* [TASK TO CARRY OUT]
Tally every line of the listing below that holds "Credit", then give the tally alone.

* [THE INPUT]
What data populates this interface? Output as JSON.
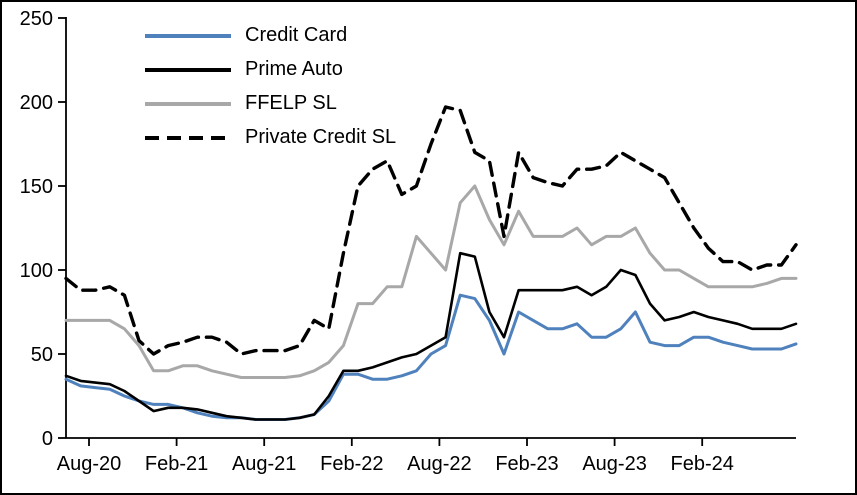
{
  "chart_data": {
    "type": "line",
    "title": "",
    "xlabel": "",
    "ylabel": "",
    "ylim": [
      0,
      250
    ],
    "y_ticks": [
      0,
      50,
      100,
      150,
      200,
      250
    ],
    "x_tick_labels": [
      "Aug-20",
      "Feb-21",
      "Aug-21",
      "Feb-22",
      "Aug-22",
      "Feb-23",
      "Aug-23",
      "Feb-24"
    ],
    "x_tick_month_positions": [
      0,
      6,
      12,
      18,
      24,
      30,
      36,
      42
    ],
    "grid": false,
    "legend_position": "top-left",
    "series": [
      {
        "name": "Credit Card",
        "color": "#4f81bd",
        "dash": "solid",
        "width": 3,
        "values": [
          35,
          31,
          30,
          29,
          25,
          22,
          20,
          20,
          18,
          15,
          13,
          12,
          12,
          11,
          11,
          11,
          12,
          14,
          22,
          38,
          38,
          35,
          35,
          37,
          40,
          50,
          55,
          85,
          83,
          70,
          50,
          75,
          70,
          65,
          65,
          68,
          60,
          60,
          65,
          75,
          57,
          55,
          55,
          60,
          60,
          57,
          55,
          53,
          53,
          53,
          56
        ]
      },
      {
        "name": "Prime Auto",
        "color": "#000000",
        "dash": "solid",
        "width": 2.6,
        "values": [
          37,
          34,
          33,
          32,
          28,
          22,
          16,
          18,
          18,
          17,
          15,
          13,
          12,
          11,
          11,
          11,
          12,
          14,
          25,
          40,
          40,
          42,
          45,
          48,
          50,
          55,
          60,
          110,
          108,
          75,
          60,
          88,
          88,
          88,
          88,
          90,
          85,
          90,
          100,
          97,
          80,
          70,
          72,
          75,
          72,
          70,
          68,
          65,
          65,
          65,
          68
        ]
      },
      {
        "name": "FFELP SL",
        "color": "#a8a8a8",
        "dash": "solid",
        "width": 3,
        "values": [
          70,
          70,
          70,
          70,
          65,
          55,
          40,
          40,
          43,
          43,
          40,
          38,
          36,
          36,
          36,
          36,
          37,
          40,
          45,
          55,
          80,
          80,
          90,
          90,
          120,
          110,
          100,
          140,
          150,
          130,
          115,
          135,
          120,
          120,
          120,
          125,
          115,
          120,
          120,
          125,
          110,
          100,
          100,
          95,
          90,
          90,
          90,
          90,
          92,
          95,
          95
        ]
      },
      {
        "name": "Private Credit SL",
        "color": "#000000",
        "dash": "dashed",
        "width": 3.4,
        "values": [
          95,
          88,
          88,
          90,
          85,
          58,
          50,
          55,
          57,
          60,
          60,
          57,
          50,
          52,
          52,
          52,
          55,
          70,
          65,
          110,
          150,
          160,
          165,
          145,
          150,
          175,
          197,
          195,
          170,
          165,
          120,
          170,
          155,
          152,
          150,
          160,
          160,
          162,
          170,
          165,
          160,
          155,
          140,
          125,
          113,
          105,
          105,
          100,
          103,
          103,
          115
        ]
      }
    ]
  },
  "colors": {
    "background": "#ffffff",
    "border": "#000000",
    "axis": "#000000",
    "tick_text": "#000000"
  }
}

* [RESPONSE]
2